**Aim of the task:**
What is the number of lines in these entries that include "style"? Write that number and no other text.

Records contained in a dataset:
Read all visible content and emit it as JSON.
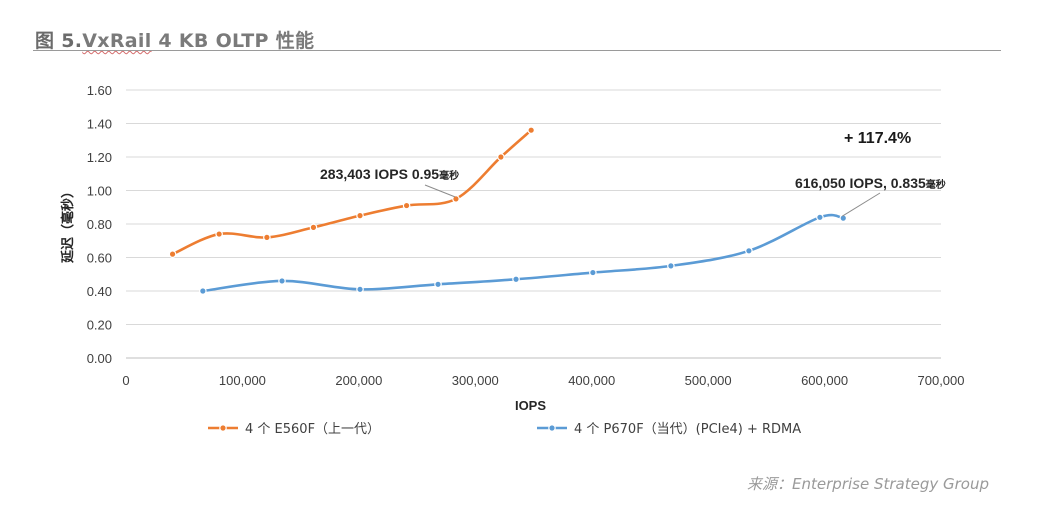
{
  "figure": {
    "prefix": "图 5.",
    "brand": "VxRail",
    "title_rest": " 4 KB OLTP 性能"
  },
  "source": "来源：Enterprise Strategy Group",
  "colors": {
    "series1": "#ed7d31",
    "series2": "#5b9bd5",
    "grid": "#d9d9d9",
    "axis_text": "#404040"
  },
  "chart_data": {
    "type": "line",
    "xlabel": "IOPS",
    "ylabel": "延迟（毫秒）",
    "xlim": [
      0,
      700000
    ],
    "ylim": [
      0,
      1.6
    ],
    "x_ticks": [
      0,
      100000,
      200000,
      300000,
      400000,
      500000,
      600000,
      700000
    ],
    "x_tick_labels": [
      "0",
      "100,000",
      "200,000",
      "300,000",
      "400,000",
      "500,000",
      "600,000",
      "700,000"
    ],
    "y_ticks": [
      0,
      0.2,
      0.4,
      0.6,
      0.8,
      1.0,
      1.2,
      1.4,
      1.6
    ],
    "y_tick_labels": [
      "0.00",
      "0.20",
      "0.40",
      "0.60",
      "0.80",
      "1.00",
      "1.20",
      "1.40",
      "1.60"
    ],
    "grid": true,
    "legend_position": "bottom",
    "series": [
      {
        "name": "4 个 E560F（上一代）",
        "color": "#ed7d31",
        "x": [
          40000,
          80000,
          121000,
          161000,
          201000,
          241000,
          283403,
          322000,
          348000
        ],
        "y": [
          0.62,
          0.74,
          0.72,
          0.78,
          0.85,
          0.91,
          0.95,
          1.2,
          1.36
        ]
      },
      {
        "name": "4 个 P670F（当代）(PCIe4) + RDMA",
        "color": "#5b9bd5",
        "x": [
          66000,
          134000,
          201000,
          268000,
          335000,
          401000,
          468000,
          535000,
          596000,
          616050
        ],
        "y": [
          0.4,
          0.46,
          0.41,
          0.44,
          0.47,
          0.51,
          0.55,
          0.64,
          0.84,
          0.835
        ]
      }
    ],
    "annotations": [
      {
        "text_main": "283,403 IOPS 0.95",
        "text_small": "毫秒",
        "series": 0,
        "point": 6
      },
      {
        "text_main": "616,050 IOPS, 0.835",
        "text_small": "毫秒",
        "series": 1,
        "point": 9
      }
    ],
    "callout": "+ 117.4%"
  }
}
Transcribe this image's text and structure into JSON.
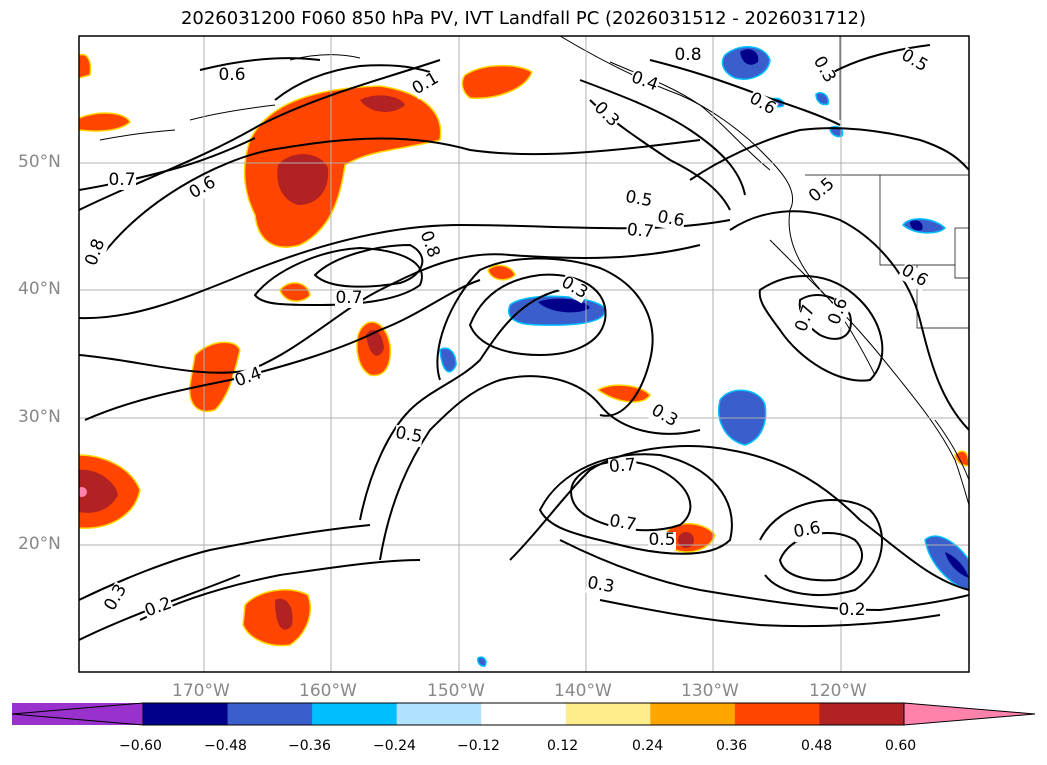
{
  "title": "2026031200 F060 850 hPa PV, IVT Landfall PC (2026031512 - 2026031712)",
  "latitude_labels": [
    "50°N",
    "40°N",
    "30°N",
    "20°N"
  ],
  "longitude_labels": [
    "170°W",
    "160°W",
    "150°W",
    "140°W",
    "130°W",
    "120°W"
  ],
  "contour_labels": [
    "0.6",
    "0.1",
    "0.8",
    "0.4",
    "0.3",
    "0.6",
    "0.7",
    "0.5",
    "0.8",
    "0.6",
    "0.7",
    "0.8",
    "0.7",
    "0.5",
    "0.6",
    "0.7",
    "0.3",
    "0.6",
    "0.5",
    "0.7",
    "0.3",
    "0.4",
    "0.5",
    "0.3",
    "0.7",
    "0.6",
    "0.5",
    "0.6",
    "0.3",
    "0.3",
    "0.2",
    "0.2"
  ],
  "colorbar": {
    "ticks": [
      "−0.60",
      "−0.48",
      "−0.36",
      "−0.24",
      "−0.12",
      "0.12",
      "0.24",
      "0.36",
      "0.48",
      "0.60"
    ],
    "colors": [
      "#9932cc",
      "#00008b",
      "#3a5fcd",
      "#00bfff",
      "#b0e2ff",
      "#ffffff",
      "#ffec8b",
      "#ffa500",
      "#ff4500",
      "#b22222",
      "#ff82ab"
    ]
  },
  "colors": {
    "positive_fill": "#ff4500",
    "strong_positive": "#b22222",
    "negative_fill": "#3a5fcd",
    "strong_negative": "#00008b",
    "gridline": "#b0b0b0"
  }
}
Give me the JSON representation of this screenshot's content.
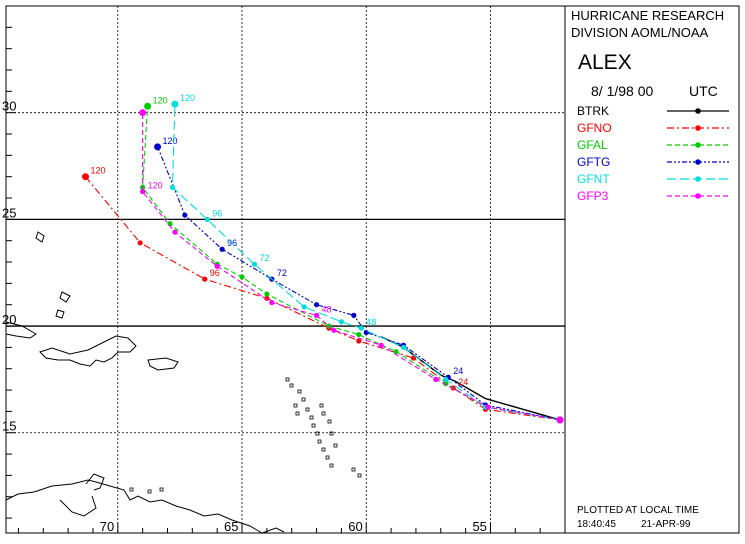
{
  "header": {
    "org_line1": "HURRICANE RESEARCH",
    "org_line2": "DIVISION AOML/NOAA",
    "storm_name": "ALEX",
    "init_date": "8/ 1/98 00",
    "init_tz": "UTC"
  },
  "footer": {
    "plotted_label": "PLOTTED AT LOCAL TIME",
    "plot_time": "18:40:45",
    "plot_date": "21-APR-99"
  },
  "colors": {
    "background": "#ffffff",
    "land": "#000000",
    "grid": "#000000",
    "BTRK": "#000000",
    "GFNO": "#ff0000",
    "GFAL": "#00cc00",
    "GFTG": "#0000cc",
    "GFNT": "#00dddd",
    "GFP3": "#ff00ff"
  },
  "chart_data": {
    "type": "line",
    "xlabel": "",
    "ylabel": "",
    "x_axis": {
      "name": "longitude",
      "min": 74.5,
      "max": 52.0,
      "ticks": [
        70,
        65,
        60,
        55
      ],
      "tick_labels": [
        "70",
        "65",
        "60",
        "55"
      ]
    },
    "y_axis": {
      "name": "latitude",
      "min": 10.3,
      "max": 35.0,
      "ticks": [
        15,
        20,
        25,
        30
      ],
      "tick_labels": [
        "15",
        "20",
        "25",
        "30"
      ]
    },
    "grid": true,
    "legend_position": "right",
    "series": [
      {
        "name": "BTRK",
        "style": "solid",
        "color": "#000000",
        "points": [
          [
            52.2,
            15.6
          ],
          [
            55.2,
            16.6
          ],
          [
            56.4,
            17.4
          ],
          [
            57.0,
            17.7
          ],
          [
            58.5,
            19.0
          ],
          [
            59.4,
            19.5
          ]
        ]
      },
      {
        "name": "GFNO",
        "style": "dash-dot",
        "color": "#ff0000",
        "points": [
          [
            52.2,
            15.6
          ],
          [
            55.2,
            16.1
          ],
          [
            56.5,
            17.1
          ],
          [
            58.1,
            18.5
          ],
          [
            60.3,
            19.3
          ],
          [
            61.5,
            19.9
          ],
          [
            64.0,
            21.3
          ],
          [
            66.5,
            22.2
          ],
          [
            69.1,
            23.9
          ],
          [
            71.3,
            27.0
          ]
        ],
        "labels": [
          {
            "text": "24",
            "at": 56.5
          },
          {
            "text": "96",
            "at": 66.5
          },
          {
            "text": "120",
            "at": 71.3
          }
        ]
      },
      {
        "name": "GFAL",
        "style": "dashed",
        "color": "#00cc00",
        "points": [
          [
            52.2,
            15.6
          ],
          [
            55.2,
            16.2
          ],
          [
            56.8,
            17.3
          ],
          [
            58.8,
            18.8
          ],
          [
            60.3,
            19.6
          ],
          [
            61.5,
            20.0
          ],
          [
            64.0,
            21.5
          ],
          [
            65.0,
            22.3
          ],
          [
            66.0,
            22.9
          ],
          [
            67.9,
            24.8
          ],
          [
            69.0,
            26.5
          ],
          [
            68.8,
            30.3
          ]
        ],
        "labels": [
          {
            "text": "120",
            "at": 68.8
          }
        ]
      },
      {
        "name": "GFTG",
        "style": "dash-dot-dot",
        "color": "#0000cc",
        "points": [
          [
            52.2,
            15.6
          ],
          [
            55.2,
            16.3
          ],
          [
            56.7,
            17.6
          ],
          [
            58.5,
            19.1
          ],
          [
            60.0,
            19.7
          ],
          [
            60.5,
            20.5
          ],
          [
            62.0,
            21.0
          ],
          [
            63.8,
            22.2
          ],
          [
            65.8,
            23.6
          ],
          [
            67.3,
            25.2
          ],
          [
            68.4,
            28.4
          ]
        ],
        "labels": [
          {
            "text": "24",
            "at": 56.7
          },
          {
            "text": "96",
            "at": 65.8
          },
          {
            "text": "72",
            "at": 63.8
          },
          {
            "text": "120",
            "at": 68.4
          }
        ]
      },
      {
        "name": "GFNT",
        "style": "long-dash",
        "color": "#00dddd",
        "points": [
          [
            52.2,
            15.6
          ],
          [
            55.2,
            16.2
          ],
          [
            56.8,
            17.5
          ],
          [
            58.5,
            19.0
          ],
          [
            60.2,
            19.9
          ],
          [
            61.0,
            20.2
          ],
          [
            62.5,
            20.9
          ],
          [
            64.5,
            22.9
          ],
          [
            66.4,
            25.0
          ],
          [
            67.8,
            26.5
          ],
          [
            67.7,
            30.4
          ]
        ],
        "labels": [
          {
            "text": "48",
            "at": 60.2
          },
          {
            "text": "72",
            "at": 64.5
          },
          {
            "text": "96",
            "at": 66.4
          },
          {
            "text": "120",
            "at": 67.7
          }
        ]
      },
      {
        "name": "GFP3",
        "style": "dashed",
        "color": "#ff00ff",
        "points": [
          [
            52.2,
            15.6
          ],
          [
            55.1,
            16.2
          ],
          [
            57.2,
            17.5
          ],
          [
            59.4,
            19.1
          ],
          [
            61.3,
            19.8
          ],
          [
            62.0,
            20.5
          ],
          [
            63.8,
            21.1
          ],
          [
            66.0,
            22.8
          ],
          [
            67.7,
            24.4
          ],
          [
            69.0,
            26.3
          ],
          [
            69.0,
            30.0
          ]
        ],
        "labels": [
          {
            "text": "48",
            "at": 62.0
          },
          {
            "text": "120",
            "at": 69.0
          }
        ]
      }
    ]
  }
}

**Reply to the task:**
6